◆ Required work
Return only the lines starting at the line that contains "Enumerate this screenshot's" and ending with the final line of the listing; include both endpoints.

──────── Excerpted data ────────

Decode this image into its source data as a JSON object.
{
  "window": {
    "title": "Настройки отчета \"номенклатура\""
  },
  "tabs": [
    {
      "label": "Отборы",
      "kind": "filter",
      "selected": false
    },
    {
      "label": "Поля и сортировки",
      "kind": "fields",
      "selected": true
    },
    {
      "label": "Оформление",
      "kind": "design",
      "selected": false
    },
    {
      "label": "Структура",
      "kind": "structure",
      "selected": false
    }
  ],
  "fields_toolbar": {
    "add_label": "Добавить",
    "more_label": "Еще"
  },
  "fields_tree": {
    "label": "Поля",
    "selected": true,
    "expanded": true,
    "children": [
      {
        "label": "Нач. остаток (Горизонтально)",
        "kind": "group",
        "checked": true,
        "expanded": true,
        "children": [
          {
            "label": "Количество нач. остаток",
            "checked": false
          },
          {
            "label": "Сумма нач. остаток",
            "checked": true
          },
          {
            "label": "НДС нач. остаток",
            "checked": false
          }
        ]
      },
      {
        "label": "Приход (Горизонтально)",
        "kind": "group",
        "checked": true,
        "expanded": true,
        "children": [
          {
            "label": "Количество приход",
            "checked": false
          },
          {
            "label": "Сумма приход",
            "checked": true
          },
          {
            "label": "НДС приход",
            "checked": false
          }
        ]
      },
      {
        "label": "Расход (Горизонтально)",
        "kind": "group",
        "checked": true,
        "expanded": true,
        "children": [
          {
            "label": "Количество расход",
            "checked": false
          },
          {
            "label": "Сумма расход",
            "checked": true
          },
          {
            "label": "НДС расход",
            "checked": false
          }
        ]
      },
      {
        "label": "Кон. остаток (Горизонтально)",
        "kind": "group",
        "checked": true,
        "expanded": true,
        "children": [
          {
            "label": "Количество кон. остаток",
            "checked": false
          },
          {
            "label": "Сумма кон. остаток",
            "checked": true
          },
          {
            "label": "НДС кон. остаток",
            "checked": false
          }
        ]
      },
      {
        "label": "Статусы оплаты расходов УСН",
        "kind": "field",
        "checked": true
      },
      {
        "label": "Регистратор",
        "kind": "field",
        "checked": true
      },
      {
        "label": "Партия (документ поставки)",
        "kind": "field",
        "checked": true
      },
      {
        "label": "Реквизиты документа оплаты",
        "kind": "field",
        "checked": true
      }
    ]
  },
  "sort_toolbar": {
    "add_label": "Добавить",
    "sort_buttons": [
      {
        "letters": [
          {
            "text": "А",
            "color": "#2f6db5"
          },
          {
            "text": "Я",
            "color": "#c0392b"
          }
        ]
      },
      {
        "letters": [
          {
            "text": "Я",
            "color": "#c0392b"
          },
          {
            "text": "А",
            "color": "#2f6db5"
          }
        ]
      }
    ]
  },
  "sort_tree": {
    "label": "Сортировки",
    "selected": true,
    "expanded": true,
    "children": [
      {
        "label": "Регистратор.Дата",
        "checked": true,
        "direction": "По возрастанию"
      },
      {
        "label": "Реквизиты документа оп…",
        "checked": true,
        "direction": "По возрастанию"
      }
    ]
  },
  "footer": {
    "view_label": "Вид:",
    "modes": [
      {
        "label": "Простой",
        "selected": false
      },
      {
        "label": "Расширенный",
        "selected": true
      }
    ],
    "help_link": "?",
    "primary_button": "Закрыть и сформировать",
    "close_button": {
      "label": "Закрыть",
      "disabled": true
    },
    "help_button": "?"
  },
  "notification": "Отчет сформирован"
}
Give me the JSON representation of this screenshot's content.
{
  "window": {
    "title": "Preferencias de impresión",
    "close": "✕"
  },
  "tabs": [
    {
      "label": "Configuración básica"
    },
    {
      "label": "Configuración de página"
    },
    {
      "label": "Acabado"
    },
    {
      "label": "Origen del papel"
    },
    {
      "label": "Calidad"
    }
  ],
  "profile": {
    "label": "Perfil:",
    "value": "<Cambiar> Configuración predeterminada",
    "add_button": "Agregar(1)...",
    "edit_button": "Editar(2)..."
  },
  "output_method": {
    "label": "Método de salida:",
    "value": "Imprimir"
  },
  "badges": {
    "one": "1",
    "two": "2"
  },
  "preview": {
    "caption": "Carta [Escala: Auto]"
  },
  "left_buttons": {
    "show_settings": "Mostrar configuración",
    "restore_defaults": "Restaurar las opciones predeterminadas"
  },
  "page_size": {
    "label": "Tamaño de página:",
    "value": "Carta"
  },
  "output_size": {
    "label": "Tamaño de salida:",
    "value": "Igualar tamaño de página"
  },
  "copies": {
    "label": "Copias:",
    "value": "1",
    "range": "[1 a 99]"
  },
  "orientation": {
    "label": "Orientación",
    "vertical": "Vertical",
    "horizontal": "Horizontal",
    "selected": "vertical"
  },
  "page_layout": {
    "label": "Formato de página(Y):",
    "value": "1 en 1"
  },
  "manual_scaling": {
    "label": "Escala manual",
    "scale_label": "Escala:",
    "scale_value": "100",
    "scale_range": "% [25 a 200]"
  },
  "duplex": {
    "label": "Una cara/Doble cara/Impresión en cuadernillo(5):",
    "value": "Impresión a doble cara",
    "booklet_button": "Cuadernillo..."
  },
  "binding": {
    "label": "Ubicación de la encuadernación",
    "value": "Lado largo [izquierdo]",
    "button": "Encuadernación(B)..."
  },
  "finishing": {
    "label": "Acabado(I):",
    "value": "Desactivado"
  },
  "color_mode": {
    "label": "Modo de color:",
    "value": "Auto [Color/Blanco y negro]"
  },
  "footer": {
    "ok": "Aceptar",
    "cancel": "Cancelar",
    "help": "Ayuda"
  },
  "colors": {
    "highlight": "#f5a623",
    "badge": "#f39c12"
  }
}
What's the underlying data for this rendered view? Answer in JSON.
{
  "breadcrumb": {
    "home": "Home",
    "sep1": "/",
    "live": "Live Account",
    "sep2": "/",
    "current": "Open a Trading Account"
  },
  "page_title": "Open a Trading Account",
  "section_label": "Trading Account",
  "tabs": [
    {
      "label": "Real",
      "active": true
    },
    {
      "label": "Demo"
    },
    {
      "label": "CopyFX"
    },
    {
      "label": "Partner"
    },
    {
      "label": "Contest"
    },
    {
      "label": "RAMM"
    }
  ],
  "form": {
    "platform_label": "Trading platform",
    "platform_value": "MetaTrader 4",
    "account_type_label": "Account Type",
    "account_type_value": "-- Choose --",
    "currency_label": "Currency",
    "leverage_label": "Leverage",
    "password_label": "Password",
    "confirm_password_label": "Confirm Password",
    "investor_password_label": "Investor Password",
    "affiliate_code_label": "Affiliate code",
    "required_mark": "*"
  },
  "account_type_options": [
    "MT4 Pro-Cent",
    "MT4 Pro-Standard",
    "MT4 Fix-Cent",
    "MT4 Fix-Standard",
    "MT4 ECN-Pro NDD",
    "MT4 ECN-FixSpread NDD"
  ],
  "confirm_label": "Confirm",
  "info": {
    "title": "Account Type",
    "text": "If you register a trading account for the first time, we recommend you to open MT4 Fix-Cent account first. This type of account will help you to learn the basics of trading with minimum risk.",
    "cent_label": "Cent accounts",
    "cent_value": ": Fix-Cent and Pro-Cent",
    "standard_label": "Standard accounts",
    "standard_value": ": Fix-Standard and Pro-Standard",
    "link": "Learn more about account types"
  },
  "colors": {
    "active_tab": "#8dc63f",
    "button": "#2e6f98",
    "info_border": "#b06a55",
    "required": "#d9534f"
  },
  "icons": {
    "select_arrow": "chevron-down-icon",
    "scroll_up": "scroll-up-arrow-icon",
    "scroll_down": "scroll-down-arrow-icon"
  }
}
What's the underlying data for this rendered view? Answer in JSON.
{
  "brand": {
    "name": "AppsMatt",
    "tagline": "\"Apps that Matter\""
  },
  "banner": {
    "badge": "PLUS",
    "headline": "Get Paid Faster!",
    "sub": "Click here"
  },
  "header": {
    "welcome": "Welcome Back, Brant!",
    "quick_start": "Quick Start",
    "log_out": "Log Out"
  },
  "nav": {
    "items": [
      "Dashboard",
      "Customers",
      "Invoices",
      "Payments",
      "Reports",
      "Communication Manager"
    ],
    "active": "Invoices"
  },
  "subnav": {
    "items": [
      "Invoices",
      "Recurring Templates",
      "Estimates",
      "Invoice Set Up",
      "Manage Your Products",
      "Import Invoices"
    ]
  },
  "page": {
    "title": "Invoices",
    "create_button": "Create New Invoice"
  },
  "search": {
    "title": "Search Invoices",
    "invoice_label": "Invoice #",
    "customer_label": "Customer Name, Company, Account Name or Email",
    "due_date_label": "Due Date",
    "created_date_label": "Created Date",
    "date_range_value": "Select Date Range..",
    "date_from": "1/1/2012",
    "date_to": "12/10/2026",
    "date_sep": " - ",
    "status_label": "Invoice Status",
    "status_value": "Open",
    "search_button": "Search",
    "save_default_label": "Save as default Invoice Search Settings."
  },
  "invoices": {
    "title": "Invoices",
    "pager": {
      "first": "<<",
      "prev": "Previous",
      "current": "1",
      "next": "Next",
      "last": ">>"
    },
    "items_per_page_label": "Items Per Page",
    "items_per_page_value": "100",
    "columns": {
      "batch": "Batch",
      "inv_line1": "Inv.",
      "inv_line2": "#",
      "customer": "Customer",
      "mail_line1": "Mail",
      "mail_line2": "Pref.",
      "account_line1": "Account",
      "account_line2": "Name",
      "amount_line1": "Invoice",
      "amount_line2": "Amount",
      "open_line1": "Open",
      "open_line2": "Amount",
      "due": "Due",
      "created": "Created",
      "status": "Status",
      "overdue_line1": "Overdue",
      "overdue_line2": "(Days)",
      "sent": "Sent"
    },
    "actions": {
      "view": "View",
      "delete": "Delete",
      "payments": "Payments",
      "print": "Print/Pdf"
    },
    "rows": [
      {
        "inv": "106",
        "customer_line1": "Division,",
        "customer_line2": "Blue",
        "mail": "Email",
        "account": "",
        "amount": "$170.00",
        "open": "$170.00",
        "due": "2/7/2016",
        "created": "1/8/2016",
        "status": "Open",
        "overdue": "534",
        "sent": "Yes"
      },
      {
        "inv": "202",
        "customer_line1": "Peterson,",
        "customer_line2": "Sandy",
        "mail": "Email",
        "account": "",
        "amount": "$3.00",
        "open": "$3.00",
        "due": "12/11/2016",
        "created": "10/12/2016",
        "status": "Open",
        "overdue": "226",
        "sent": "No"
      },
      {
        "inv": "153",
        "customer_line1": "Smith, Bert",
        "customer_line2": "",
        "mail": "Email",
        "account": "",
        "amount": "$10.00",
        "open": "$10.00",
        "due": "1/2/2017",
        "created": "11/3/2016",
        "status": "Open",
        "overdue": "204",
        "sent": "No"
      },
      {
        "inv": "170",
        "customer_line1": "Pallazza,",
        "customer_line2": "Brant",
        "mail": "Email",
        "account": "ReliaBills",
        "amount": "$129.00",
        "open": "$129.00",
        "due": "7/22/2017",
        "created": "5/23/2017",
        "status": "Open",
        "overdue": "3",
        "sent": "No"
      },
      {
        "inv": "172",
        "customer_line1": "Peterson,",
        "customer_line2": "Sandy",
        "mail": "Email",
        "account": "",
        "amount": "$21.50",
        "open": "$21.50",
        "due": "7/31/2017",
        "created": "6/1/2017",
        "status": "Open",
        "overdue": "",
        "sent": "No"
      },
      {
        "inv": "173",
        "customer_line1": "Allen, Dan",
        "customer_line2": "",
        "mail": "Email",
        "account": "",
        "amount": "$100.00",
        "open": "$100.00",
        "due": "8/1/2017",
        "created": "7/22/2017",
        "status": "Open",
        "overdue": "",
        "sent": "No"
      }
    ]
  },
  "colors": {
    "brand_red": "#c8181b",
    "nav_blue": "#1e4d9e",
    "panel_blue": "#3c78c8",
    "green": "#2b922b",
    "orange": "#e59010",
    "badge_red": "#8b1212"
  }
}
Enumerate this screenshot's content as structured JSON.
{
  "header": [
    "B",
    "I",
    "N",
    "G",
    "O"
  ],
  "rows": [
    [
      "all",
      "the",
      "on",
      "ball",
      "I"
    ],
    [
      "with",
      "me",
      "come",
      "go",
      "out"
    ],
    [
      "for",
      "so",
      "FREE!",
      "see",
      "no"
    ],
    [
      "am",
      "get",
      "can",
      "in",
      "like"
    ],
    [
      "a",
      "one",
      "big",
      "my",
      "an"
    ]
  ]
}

────────

◆ Output of the exercise
Enumerate this screenshot's content as structured JSON.
{
  "header": [
    "B",
    "I",
    "N",
    "G",
    "O"
  ],
  "rows": [
    [
      "all",
      "the",
      "on",
      "ball",
      "I"
    ],
    [
      "with",
      "me",
      "come",
      "go",
      "out"
    ],
    [
      "for",
      "so",
      "FREE!",
      "see",
      "no"
    ],
    [
      "am",
      "get",
      "can",
      "in",
      "like"
    ],
    [
      "a",
      "one",
      "big",
      "my",
      "an"
    ]
  ]
}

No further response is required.